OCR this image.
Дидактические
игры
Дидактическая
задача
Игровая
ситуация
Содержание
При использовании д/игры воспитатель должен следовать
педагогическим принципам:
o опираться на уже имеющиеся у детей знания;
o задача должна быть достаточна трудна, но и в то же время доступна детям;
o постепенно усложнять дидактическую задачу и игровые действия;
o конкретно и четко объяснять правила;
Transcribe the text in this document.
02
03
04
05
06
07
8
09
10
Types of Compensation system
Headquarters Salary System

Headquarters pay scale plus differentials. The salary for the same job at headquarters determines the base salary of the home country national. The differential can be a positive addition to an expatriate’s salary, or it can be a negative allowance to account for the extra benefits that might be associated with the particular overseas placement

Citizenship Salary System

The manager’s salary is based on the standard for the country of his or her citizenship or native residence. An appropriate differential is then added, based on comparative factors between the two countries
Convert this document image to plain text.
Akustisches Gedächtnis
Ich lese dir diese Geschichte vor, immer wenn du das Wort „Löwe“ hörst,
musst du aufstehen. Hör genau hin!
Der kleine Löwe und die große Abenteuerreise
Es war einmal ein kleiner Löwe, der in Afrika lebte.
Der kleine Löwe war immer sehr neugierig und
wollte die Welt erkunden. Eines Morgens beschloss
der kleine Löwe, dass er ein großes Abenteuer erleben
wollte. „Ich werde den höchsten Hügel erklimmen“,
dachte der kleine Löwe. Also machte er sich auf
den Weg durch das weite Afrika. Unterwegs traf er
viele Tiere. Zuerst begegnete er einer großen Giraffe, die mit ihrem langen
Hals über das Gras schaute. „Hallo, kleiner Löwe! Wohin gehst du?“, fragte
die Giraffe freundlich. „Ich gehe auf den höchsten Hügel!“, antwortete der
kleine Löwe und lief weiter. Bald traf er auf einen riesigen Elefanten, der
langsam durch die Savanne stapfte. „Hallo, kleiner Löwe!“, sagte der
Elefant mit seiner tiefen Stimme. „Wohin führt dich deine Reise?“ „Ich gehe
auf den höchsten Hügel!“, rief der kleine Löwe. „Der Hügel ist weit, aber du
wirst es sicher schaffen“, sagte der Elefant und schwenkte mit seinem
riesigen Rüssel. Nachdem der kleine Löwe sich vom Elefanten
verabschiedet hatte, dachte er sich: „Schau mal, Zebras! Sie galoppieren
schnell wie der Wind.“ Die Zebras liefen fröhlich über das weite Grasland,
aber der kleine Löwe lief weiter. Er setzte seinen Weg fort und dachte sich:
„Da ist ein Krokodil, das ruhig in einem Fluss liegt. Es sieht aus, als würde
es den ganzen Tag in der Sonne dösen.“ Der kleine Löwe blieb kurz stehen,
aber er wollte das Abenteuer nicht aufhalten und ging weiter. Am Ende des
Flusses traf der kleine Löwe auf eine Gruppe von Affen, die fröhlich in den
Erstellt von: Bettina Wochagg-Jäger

****

▶ **Instruction**: Show each line in the entries that holds the string "Giraffe".

▶ **Solution for this exercise**:
viele Tiere. Zuerst begegnete er einer großen Giraffe, die mit ihrem langen
die Giraffe freundlich. „Ich gehe auf den höchsten Hügel!“, antwortete der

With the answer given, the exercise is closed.